▽
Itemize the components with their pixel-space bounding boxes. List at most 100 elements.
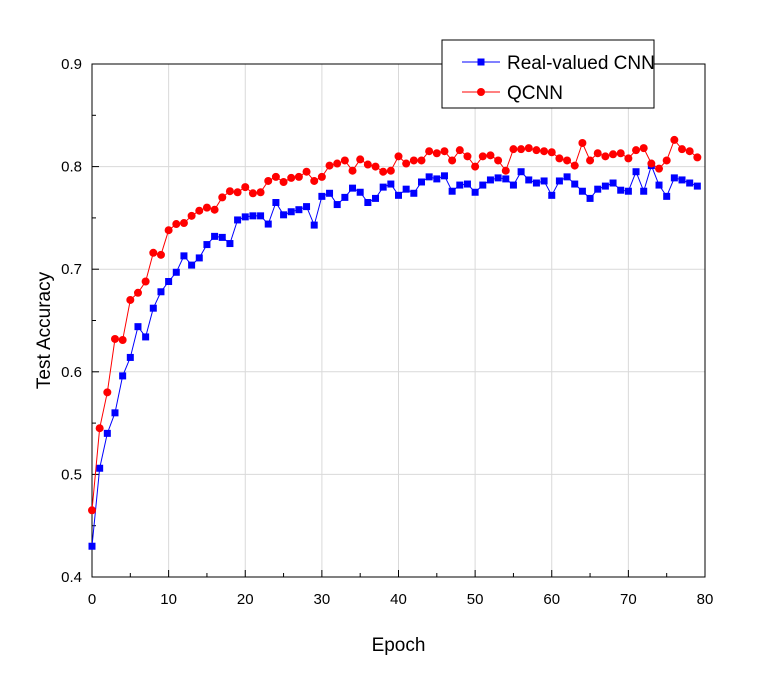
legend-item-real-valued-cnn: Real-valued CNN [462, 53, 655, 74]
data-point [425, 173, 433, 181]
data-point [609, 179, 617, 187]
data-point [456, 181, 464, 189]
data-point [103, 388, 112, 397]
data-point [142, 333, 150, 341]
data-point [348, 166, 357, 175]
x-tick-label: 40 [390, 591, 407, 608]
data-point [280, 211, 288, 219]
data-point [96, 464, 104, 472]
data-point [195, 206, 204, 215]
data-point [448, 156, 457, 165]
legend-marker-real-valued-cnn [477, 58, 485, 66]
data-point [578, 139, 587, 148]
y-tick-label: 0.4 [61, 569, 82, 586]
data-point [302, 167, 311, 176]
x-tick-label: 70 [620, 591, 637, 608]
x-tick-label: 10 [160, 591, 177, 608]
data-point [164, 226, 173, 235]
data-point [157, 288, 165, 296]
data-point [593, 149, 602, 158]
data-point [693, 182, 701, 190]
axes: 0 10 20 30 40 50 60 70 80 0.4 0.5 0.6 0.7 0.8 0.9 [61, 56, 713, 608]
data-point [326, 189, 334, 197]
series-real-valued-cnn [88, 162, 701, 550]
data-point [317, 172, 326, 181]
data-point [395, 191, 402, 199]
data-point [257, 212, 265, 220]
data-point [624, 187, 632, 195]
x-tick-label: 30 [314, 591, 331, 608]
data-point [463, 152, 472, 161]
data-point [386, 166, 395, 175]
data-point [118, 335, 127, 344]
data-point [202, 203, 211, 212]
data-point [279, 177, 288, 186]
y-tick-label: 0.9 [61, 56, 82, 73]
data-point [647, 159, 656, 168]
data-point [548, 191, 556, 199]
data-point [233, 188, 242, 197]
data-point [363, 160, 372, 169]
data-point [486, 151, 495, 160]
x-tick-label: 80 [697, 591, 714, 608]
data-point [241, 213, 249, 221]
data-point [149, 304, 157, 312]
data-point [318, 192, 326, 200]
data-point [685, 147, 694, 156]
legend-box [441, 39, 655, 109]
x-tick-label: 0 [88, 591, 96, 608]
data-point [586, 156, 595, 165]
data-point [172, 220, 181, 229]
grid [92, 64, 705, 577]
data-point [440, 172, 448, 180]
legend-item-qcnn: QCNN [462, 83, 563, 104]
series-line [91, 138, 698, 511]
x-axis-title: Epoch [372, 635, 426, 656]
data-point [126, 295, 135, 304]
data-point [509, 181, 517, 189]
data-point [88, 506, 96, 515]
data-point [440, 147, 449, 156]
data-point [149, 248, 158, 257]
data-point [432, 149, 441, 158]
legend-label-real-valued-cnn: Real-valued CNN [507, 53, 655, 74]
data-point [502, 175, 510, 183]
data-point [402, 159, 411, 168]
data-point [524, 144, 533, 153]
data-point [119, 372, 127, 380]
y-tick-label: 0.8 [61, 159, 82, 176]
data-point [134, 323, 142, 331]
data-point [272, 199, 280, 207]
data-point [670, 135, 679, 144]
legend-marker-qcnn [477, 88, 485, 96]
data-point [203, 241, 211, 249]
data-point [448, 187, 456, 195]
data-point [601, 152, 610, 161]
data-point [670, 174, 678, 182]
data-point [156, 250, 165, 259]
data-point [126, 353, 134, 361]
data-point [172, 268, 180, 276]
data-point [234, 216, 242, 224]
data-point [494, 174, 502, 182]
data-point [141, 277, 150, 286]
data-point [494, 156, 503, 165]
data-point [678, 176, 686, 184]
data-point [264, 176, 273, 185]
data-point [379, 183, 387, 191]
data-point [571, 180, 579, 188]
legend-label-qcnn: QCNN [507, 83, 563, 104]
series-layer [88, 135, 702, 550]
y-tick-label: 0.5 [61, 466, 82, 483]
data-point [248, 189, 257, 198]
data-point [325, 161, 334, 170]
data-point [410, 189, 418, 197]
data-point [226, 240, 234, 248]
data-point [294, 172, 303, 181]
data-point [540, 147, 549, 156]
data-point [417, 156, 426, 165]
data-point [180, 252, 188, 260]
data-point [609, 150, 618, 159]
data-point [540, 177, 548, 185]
△
▽
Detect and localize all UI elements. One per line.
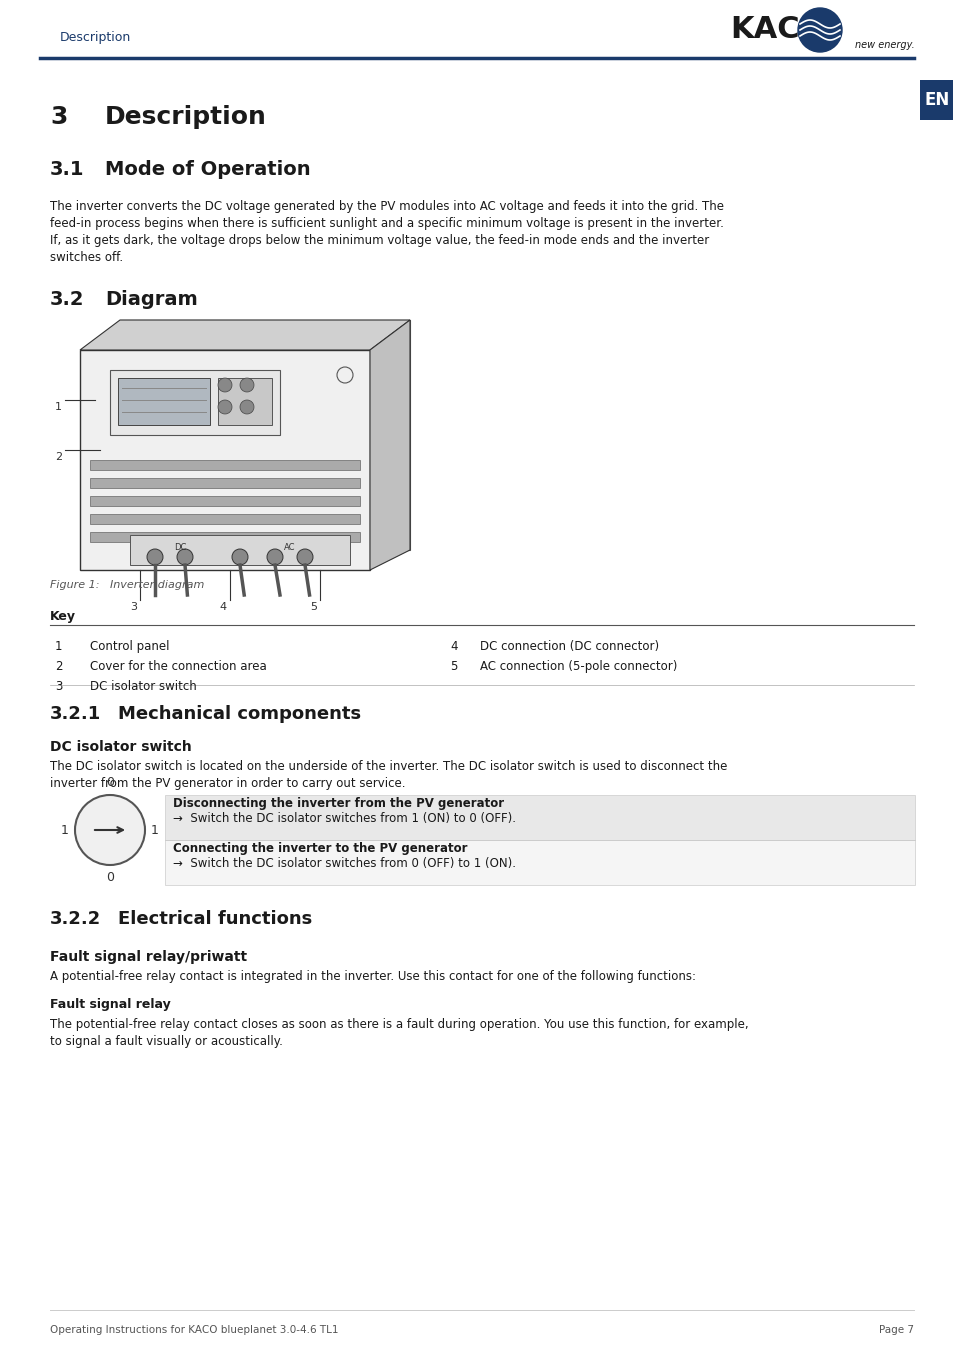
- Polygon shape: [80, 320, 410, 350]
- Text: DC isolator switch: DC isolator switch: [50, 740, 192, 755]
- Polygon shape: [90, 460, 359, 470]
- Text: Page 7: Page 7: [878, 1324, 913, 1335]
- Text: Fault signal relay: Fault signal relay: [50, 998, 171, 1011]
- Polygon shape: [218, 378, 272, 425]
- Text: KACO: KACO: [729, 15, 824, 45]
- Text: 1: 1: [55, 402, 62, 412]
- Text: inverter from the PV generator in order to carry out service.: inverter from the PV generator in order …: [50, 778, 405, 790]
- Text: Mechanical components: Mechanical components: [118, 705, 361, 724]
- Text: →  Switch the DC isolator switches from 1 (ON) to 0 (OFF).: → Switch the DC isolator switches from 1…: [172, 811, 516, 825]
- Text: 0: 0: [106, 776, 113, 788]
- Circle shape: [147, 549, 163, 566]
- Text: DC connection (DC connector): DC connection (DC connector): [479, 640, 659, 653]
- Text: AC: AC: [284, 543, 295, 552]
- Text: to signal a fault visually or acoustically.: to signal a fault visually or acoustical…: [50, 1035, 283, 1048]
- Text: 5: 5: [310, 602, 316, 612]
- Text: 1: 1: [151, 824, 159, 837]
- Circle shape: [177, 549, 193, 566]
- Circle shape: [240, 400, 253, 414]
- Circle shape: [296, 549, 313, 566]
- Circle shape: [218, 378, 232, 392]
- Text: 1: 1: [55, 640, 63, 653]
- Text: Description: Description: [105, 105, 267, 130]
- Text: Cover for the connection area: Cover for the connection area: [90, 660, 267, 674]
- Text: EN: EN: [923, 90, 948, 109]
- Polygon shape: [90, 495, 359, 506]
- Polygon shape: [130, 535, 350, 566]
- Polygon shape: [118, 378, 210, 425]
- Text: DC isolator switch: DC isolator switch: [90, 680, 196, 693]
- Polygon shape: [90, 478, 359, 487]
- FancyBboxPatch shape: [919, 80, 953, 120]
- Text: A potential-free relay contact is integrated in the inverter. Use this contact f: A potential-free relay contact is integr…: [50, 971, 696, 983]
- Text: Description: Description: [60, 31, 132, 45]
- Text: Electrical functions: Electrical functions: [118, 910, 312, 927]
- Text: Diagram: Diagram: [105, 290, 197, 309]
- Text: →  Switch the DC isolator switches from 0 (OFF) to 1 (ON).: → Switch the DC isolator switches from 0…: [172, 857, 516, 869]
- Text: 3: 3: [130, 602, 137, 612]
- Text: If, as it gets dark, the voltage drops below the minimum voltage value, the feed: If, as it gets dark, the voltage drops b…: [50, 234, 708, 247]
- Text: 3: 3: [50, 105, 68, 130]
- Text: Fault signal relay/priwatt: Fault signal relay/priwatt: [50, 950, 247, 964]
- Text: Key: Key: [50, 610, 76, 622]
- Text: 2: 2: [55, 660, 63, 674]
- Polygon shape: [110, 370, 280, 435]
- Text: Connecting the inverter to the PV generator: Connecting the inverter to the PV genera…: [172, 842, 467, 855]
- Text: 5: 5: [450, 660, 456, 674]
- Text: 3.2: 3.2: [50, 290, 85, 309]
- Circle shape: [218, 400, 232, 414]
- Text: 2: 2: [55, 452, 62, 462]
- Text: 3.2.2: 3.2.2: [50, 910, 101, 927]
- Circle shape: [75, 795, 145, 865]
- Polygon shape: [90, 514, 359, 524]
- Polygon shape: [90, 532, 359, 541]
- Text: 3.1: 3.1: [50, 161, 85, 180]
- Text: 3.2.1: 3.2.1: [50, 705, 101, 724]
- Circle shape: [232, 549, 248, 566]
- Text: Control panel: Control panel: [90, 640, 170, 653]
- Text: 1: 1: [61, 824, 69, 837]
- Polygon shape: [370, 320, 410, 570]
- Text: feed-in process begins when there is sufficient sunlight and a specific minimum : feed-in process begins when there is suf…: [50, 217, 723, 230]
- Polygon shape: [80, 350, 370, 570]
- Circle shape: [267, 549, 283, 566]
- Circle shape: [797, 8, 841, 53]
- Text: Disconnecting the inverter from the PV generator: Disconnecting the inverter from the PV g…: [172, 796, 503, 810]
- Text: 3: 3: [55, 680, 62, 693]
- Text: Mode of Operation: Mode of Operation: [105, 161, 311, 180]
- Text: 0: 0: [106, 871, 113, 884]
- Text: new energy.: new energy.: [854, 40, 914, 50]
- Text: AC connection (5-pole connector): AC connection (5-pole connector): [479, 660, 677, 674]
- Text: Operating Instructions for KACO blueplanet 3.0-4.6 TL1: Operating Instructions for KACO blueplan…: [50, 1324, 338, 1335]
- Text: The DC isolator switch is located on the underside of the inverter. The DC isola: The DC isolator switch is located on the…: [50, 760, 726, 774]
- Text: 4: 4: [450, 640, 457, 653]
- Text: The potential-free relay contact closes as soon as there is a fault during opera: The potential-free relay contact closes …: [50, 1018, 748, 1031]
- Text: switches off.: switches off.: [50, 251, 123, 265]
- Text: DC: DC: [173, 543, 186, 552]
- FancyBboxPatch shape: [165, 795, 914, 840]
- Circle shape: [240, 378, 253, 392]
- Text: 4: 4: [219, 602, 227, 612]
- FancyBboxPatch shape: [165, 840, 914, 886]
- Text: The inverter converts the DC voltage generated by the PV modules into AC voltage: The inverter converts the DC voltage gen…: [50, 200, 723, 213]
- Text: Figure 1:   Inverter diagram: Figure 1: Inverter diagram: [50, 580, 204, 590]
△
> Stated goal: Repeat the rows above exactly, starting with the line that contains "legend-item-real-valued-cnn: Real-valued CNN" and going on through the line that contains "data-point [195, 206, 204, 215]", and give nothing else.

> Solved exercise:
legend-item-real-valued-cnn: Real-valued CNN [462, 53, 655, 74]
data-point [425, 173, 433, 181]
data-point [609, 179, 617, 187]
data-point [456, 181, 464, 189]
data-point [103, 388, 112, 397]
data-point [142, 333, 150, 341]
data-point [348, 166, 357, 175]
x-tick-label: 40 [390, 591, 407, 608]
data-point [280, 211, 288, 219]
data-point [96, 464, 104, 472]
data-point [195, 206, 204, 215]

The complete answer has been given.